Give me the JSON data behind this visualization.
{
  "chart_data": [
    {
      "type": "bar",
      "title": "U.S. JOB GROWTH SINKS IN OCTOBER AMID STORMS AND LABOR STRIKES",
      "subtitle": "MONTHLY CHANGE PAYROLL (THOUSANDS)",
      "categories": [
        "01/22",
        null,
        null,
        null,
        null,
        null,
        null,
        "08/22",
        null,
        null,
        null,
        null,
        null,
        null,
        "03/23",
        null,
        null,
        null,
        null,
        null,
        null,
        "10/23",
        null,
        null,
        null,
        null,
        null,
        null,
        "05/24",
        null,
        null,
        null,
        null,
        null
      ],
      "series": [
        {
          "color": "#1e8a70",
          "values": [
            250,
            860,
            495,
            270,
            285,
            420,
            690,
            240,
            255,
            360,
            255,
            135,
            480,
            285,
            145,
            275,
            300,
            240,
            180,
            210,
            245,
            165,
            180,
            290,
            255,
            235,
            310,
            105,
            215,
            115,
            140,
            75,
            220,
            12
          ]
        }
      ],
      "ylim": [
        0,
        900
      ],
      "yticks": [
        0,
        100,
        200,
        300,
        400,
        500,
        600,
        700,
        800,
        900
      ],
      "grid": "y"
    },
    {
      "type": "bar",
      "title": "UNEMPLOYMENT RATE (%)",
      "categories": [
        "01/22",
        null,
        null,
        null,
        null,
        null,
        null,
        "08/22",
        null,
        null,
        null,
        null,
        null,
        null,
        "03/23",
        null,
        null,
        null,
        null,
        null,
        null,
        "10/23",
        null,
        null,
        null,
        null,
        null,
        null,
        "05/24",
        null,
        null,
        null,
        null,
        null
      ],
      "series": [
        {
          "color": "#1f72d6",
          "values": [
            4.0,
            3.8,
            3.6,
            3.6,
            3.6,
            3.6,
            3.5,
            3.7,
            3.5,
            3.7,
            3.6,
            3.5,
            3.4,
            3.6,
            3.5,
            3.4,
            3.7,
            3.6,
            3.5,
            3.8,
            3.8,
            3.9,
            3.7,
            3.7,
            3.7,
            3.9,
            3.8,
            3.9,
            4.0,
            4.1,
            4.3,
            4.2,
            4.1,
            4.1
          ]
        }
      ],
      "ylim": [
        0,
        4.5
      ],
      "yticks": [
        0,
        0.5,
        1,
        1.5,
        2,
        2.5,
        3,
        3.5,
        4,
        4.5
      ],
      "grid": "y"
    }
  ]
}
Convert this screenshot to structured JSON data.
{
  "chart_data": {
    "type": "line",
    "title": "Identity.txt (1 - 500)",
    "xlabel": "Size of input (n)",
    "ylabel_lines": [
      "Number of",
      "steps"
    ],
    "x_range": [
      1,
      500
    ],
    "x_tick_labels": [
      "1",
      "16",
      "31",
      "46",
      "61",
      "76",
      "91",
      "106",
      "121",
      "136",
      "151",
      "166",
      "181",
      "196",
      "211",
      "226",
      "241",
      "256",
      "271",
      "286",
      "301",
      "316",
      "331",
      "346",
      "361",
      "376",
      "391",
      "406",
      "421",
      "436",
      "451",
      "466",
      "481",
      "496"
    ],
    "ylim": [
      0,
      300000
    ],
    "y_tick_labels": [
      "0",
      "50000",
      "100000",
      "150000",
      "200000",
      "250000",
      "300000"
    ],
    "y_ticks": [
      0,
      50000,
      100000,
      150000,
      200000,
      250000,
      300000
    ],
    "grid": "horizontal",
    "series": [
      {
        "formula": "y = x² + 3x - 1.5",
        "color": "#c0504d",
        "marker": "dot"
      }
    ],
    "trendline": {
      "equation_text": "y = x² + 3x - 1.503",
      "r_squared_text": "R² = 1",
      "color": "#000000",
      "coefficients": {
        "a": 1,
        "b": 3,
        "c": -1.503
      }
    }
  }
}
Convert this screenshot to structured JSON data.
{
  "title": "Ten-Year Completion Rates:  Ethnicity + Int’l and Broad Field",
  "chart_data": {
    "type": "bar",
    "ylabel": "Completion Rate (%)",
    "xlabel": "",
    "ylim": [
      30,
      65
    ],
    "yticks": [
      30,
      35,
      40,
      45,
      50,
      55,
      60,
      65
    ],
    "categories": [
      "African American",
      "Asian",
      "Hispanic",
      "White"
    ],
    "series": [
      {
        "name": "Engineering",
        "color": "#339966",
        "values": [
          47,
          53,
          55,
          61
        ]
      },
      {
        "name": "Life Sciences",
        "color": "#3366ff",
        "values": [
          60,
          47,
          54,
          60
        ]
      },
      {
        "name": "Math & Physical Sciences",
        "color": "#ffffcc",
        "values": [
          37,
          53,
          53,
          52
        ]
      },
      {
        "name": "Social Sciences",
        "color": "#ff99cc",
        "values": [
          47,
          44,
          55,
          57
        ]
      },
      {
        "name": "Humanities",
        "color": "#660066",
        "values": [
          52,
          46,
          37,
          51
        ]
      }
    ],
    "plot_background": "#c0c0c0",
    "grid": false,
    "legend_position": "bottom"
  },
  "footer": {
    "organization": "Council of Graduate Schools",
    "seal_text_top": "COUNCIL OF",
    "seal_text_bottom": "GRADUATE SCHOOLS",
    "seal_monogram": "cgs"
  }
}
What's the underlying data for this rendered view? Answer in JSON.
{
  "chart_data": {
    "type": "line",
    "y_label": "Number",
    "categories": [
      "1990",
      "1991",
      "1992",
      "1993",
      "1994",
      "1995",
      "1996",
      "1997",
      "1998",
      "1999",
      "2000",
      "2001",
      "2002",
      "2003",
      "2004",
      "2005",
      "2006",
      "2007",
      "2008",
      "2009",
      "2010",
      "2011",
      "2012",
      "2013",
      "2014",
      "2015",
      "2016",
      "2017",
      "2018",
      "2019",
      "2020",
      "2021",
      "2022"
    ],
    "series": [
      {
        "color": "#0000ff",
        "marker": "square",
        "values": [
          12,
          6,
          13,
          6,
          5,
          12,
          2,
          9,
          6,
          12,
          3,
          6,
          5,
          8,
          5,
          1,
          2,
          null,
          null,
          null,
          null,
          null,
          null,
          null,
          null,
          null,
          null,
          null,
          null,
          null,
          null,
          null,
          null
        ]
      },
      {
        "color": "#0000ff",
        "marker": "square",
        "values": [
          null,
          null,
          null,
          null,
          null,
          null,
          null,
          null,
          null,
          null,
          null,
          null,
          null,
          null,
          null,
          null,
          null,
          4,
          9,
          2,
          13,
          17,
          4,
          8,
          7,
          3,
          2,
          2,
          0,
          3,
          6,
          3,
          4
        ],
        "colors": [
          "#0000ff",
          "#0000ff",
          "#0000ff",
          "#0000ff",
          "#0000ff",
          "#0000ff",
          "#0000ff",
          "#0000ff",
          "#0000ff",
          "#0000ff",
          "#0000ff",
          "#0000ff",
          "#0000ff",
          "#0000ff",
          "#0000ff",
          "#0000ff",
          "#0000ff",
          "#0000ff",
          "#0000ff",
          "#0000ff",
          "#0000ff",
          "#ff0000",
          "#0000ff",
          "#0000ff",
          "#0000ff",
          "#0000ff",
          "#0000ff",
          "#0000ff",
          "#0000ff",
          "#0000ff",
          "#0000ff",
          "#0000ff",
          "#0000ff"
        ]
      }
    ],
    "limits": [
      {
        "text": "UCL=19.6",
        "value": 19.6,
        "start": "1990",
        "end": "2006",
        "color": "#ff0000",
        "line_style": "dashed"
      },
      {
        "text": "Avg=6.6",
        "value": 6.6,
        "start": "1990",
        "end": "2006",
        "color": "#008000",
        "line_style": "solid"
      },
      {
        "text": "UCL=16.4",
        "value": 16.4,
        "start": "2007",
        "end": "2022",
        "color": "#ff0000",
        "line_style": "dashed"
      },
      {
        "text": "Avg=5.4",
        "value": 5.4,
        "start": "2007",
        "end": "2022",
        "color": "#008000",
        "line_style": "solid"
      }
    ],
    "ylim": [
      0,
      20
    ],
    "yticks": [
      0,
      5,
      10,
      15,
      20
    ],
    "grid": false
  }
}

________________________________________

For the entries shown above, give the number of lines that include the word "JSON", without any other text.

4